Write the material out again, line by line, exactly as it is.

*****

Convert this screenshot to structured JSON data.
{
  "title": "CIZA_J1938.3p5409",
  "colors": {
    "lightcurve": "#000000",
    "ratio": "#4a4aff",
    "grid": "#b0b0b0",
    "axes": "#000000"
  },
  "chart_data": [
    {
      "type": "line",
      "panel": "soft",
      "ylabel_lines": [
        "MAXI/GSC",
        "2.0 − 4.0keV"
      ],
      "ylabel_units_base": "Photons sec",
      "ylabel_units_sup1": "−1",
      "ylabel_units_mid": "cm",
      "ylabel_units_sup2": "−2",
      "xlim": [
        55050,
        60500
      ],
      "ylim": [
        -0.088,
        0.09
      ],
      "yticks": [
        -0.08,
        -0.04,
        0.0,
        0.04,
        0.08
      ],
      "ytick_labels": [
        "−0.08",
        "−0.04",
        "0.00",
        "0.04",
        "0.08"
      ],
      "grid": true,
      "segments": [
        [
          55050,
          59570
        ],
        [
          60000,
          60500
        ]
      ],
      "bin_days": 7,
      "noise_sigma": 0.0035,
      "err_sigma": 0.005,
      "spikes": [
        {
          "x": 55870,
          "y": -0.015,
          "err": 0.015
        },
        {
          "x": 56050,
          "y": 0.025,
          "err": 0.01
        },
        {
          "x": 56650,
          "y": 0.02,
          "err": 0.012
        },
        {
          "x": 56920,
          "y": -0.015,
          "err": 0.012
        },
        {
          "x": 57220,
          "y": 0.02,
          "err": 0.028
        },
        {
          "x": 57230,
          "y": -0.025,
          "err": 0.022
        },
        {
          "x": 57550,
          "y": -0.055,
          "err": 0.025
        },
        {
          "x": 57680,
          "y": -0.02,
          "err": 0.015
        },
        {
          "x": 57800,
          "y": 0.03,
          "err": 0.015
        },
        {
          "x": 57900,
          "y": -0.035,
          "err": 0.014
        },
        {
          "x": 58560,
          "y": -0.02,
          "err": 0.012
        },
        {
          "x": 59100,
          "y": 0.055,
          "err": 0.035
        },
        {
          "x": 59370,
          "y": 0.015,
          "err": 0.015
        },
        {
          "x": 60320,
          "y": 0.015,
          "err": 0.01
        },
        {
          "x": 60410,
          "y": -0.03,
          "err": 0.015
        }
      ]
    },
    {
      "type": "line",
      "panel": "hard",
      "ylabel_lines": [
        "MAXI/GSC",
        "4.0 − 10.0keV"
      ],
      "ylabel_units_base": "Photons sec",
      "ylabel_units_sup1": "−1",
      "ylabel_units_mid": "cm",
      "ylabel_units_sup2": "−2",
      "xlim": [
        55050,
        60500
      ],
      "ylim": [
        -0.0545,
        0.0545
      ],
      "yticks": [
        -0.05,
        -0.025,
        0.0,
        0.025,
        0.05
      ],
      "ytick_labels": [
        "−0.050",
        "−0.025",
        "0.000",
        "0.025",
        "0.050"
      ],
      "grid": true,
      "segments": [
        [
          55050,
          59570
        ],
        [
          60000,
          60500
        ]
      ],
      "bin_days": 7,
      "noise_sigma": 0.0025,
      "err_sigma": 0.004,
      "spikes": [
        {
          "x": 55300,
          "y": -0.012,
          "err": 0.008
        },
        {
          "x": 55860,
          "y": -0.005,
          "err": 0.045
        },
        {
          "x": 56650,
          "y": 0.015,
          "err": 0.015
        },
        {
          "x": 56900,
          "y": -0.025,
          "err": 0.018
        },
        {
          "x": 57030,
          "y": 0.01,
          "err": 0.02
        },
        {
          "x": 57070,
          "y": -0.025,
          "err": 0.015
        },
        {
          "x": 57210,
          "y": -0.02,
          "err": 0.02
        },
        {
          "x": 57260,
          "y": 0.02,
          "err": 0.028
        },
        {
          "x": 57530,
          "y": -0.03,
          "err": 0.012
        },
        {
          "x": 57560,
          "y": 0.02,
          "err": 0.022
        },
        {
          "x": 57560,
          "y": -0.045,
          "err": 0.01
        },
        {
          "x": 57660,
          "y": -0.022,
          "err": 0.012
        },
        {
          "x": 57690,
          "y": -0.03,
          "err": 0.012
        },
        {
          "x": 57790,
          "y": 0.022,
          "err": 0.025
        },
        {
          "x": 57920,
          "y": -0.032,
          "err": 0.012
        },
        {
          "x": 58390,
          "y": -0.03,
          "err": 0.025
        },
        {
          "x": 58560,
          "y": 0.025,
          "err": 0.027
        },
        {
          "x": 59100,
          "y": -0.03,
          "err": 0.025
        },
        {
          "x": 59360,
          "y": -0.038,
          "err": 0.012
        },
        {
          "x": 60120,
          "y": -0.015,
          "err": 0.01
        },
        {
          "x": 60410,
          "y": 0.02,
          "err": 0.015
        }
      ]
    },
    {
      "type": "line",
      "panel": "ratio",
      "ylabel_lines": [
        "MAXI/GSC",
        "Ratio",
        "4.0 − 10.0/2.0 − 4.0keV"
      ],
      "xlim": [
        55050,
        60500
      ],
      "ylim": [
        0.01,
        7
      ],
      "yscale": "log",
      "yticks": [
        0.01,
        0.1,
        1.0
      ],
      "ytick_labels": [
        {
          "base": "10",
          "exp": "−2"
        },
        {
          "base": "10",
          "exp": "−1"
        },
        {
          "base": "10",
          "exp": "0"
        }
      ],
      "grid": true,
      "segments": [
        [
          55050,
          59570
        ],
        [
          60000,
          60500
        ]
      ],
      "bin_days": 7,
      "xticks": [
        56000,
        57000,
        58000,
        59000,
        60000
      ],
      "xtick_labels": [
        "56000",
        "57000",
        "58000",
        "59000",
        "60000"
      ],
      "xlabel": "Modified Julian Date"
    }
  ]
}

*****

■ **EXERCISE SOLUTION**:
Convert this screenshot to structured JSON data.
{
  "title": "CIZA_J1938.3p5409",
  "colors": {
    "lightcurve": "#000000",
    "ratio": "#4a4aff",
    "grid": "#b0b0b0",
    "axes": "#000000"
  },
  "chart_data": [
    {
      "type": "line",
      "panel": "soft",
      "ylabel_lines": [
        "MAXI/GSC",
        "2.0 − 4.0keV"
      ],
      "ylabel_units_base": "Photons sec",
      "ylabel_units_sup1": "−1",
      "ylabel_units_mid": "cm",
      "ylabel_units_sup2": "−2",
      "xlim": [
        55050,
        60500
      ],
      "ylim": [
        -0.088,
        0.09
      ],
      "yticks": [
        -0.08,
        -0.04,
        0.0,
        0.04,
        0.08
      ],
      "ytick_labels": [
        "−0.08",
        "−0.04",
        "0.00",
        "0.04",
        "0.08"
      ],
      "grid": true,
      "segments": [
        [
          55050,
          59570
        ],
        [
          60000,
          60500
        ]
      ],
      "bin_days": 7,
      "noise_sigma": 0.0035,
      "err_sigma": 0.005,
      "spikes": [
        {
          "x": 55870,
          "y": -0.015,
          "err": 0.015
        },
        {
          "x": 56050,
          "y": 0.025,
          "err": 0.01
        },
        {
          "x": 56650,
          "y": 0.02,
          "err": 0.012
        },
        {
          "x": 56920,
          "y": -0.015,
          "err": 0.012
        },
        {
          "x": 57220,
          "y": 0.02,
          "err": 0.028
        },
        {
          "x": 57230,
          "y": -0.025,
          "err": 0.022
        },
        {
          "x": 57550,
          "y": -0.055,
          "err": 0.025
        },
        {
          "x": 57680,
          "y": -0.02,
          "err": 0.015
        },
        {
          "x": 57800,
          "y": 0.03,
          "err": 0.015
        },
        {
          "x": 57900,
          "y": -0.035,
          "err": 0.014
        },
        {
          "x": 58560,
          "y": -0.02,
          "err": 0.012
        },
        {
          "x": 59100,
          "y": 0.055,
          "err": 0.035
        },
        {
          "x": 59370,
          "y": 0.015,
          "err": 0.015
        },
        {
          "x": 60320,
          "y": 0.015,
          "err": 0.01
        },
        {
          "x": 60410,
          "y": -0.03,
          "err": 0.015
        }
      ]
    },
    {
      "type": "line",
      "panel": "hard",
      "ylabel_lines": [
        "MAXI/GSC",
        "4.0 − 10.0keV"
      ],
      "ylabel_units_base": "Photons sec",
      "ylabel_units_sup1": "−1",
      "ylabel_units_mid": "cm",
      "ylabel_units_sup2": "−2",
      "xlim": [
        55050,
        60500
      ],
      "ylim": [
        -0.0545,
        0.0545
      ],
      "yticks": [
        -0.05,
        -0.025,
        0.0,
        0.025,
        0.05
      ],
      "ytick_labels": [
        "−0.050",
        "−0.025",
        "0.000",
        "0.025",
        "0.050"
      ],
      "grid": true,
      "segments": [
        [
          55050,
          59570
        ],
        [
          60000,
          60500
        ]
      ],
      "bin_days": 7,
      "noise_sigma": 0.0025,
      "err_sigma": 0.004,
      "spikes": [
        {
          "x": 55300,
          "y": -0.012,
          "err": 0.008
        },
        {
          "x": 55860,
          "y": -0.005,
          "err": 0.045
        },
        {
          "x": 56650,
          "y": 0.015,
          "err": 0.015
        },
        {
          "x": 56900,
          "y": -0.025,
          "err": 0.018
        },
        {
          "x": 57030,
          "y": 0.01,
          "err": 0.02
        },
        {
          "x": 57070,
          "y": -0.025,
          "err": 0.015
        },
        {
          "x": 57210,
          "y": -0.02,
          "err": 0.02
        },
        {
          "x": 57260,
          "y": 0.02,
          "err": 0.028
        },
        {
          "x": 57530,
          "y": -0.03,
          "err": 0.012
        },
        {
          "x": 57560,
          "y": 0.02,
          "err": 0.022
        },
        {
          "x": 57560,
          "y": -0.045,
          "err": 0.01
        },
        {
          "x": 57660,
          "y": -0.022,
          "err": 0.012
        },
        {
          "x": 57690,
          "y": -0.03,
          "err": 0.012
        },
        {
          "x": 57790,
          "y": 0.022,
          "err": 0.025
        },
        {
          "x": 57920,
          "y": -0.032,
          "err": 0.012
        },
        {
          "x": 58390,
          "y": -0.03,
          "err": 0.025
        },
        {
          "x": 58560,
          "y": 0.025,
          "err": 0.027
        },
        {
          "x": 59100,
          "y": -0.03,
          "err": 0.025
        },
        {
          "x": 59360,
          "y": -0.038,
          "err": 0.012
        },
        {
          "x": 60120,
          "y": -0.015,
          "err": 0.01
        },
        {
          "x": 60410,
          "y": 0.02,
          "err": 0.015
        }
      ]
    },
    {
      "type": "line",
      "panel": "ratio",
      "ylabel_lines": [
        "MAXI/GSC",
        "Ratio",
        "4.0 − 10.0/2.0 − 4.0keV"
      ],
      "xlim": [
        55050,
        60500
      ],
      "ylim": [
        0.01,
        7
      ],
      "yscale": "log",
      "yticks": [
        0.01,
        0.1,
        1.0
      ],
      "ytick_labels": [
        {
          "base": "10",
          "exp": "−2"
        },
        {
          "base": "10",
          "exp": "−1"
        },
        {
          "base": "10",
          "exp": "0"
        }
      ],
      "grid": true,
      "segments": [
        [
          55050,
          59570
        ],
        [
          60000,
          60500
        ]
      ],
      "bin_days": 7,
      "xticks": [
        56000,
        57000,
        58000,
        59000,
        60000
      ],
      "xtick_labels": [
        "56000",
        "57000",
        "58000",
        "59000",
        "60000"
      ],
      "xlabel": "Modified Julian Date"
    }
  ]
}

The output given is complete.